PROBLEM DETAILS:
Reproduce every record below exactly as written, leaving out any pictures.

A run of records:
— BEGIN —
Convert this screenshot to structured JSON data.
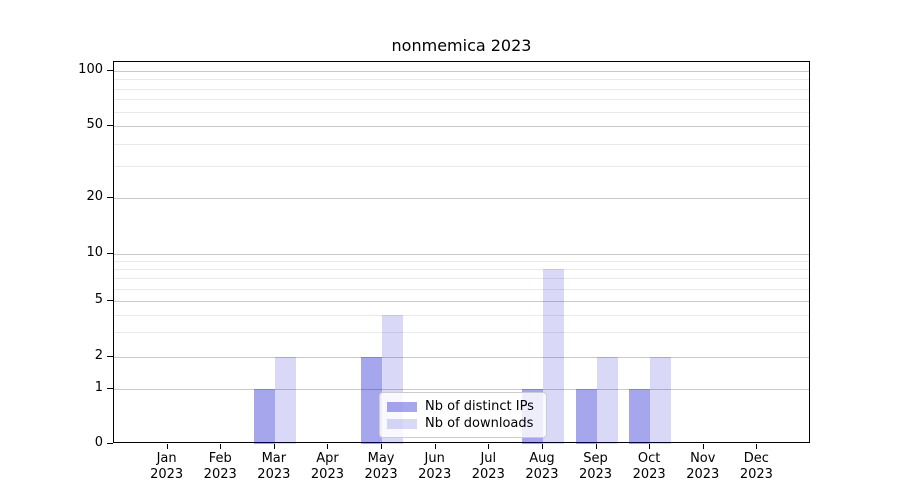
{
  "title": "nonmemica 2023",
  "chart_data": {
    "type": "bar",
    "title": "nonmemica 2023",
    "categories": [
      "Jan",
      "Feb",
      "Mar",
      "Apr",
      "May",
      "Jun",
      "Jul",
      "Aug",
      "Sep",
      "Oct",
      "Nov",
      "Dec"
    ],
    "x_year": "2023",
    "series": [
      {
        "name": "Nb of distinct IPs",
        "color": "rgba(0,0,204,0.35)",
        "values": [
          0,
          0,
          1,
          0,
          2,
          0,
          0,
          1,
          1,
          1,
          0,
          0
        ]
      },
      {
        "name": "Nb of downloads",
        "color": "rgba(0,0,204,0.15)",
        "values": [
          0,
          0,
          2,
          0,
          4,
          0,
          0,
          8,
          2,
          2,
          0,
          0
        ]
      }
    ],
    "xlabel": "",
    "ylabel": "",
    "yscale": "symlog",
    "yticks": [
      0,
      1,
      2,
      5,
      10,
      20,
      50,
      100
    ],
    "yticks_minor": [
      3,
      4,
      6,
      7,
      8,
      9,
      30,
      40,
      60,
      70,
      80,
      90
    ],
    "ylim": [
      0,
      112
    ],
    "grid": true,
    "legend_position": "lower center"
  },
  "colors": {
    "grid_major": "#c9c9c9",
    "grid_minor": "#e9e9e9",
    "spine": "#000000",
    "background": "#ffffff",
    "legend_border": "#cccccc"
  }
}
— END —
COMPLETED EXERCISE:
Convert this screenshot to structured JSON data.
{
  "title": "nonmemica 2023",
  "chart_data": {
    "type": "bar",
    "title": "nonmemica 2023",
    "categories": [
      "Jan",
      "Feb",
      "Mar",
      "Apr",
      "May",
      "Jun",
      "Jul",
      "Aug",
      "Sep",
      "Oct",
      "Nov",
      "Dec"
    ],
    "x_year": "2023",
    "series": [
      {
        "name": "Nb of distinct IPs",
        "color": "rgba(0,0,204,0.35)",
        "values": [
          0,
          0,
          1,
          0,
          2,
          0,
          0,
          1,
          1,
          1,
          0,
          0
        ]
      },
      {
        "name": "Nb of downloads",
        "color": "rgba(0,0,204,0.15)",
        "values": [
          0,
          0,
          2,
          0,
          4,
          0,
          0,
          8,
          2,
          2,
          0,
          0
        ]
      }
    ],
    "xlabel": "",
    "ylabel": "",
    "yscale": "symlog",
    "yticks": [
      0,
      1,
      2,
      5,
      10,
      20,
      50,
      100
    ],
    "yticks_minor": [
      3,
      4,
      6,
      7,
      8,
      9,
      30,
      40,
      60,
      70,
      80,
      90
    ],
    "ylim": [
      0,
      112
    ],
    "grid": true,
    "legend_position": "lower center"
  },
  "colors": {
    "grid_major": "#c9c9c9",
    "grid_minor": "#e9e9e9",
    "spine": "#000000",
    "background": "#ffffff",
    "legend_border": "#cccccc"
  }
}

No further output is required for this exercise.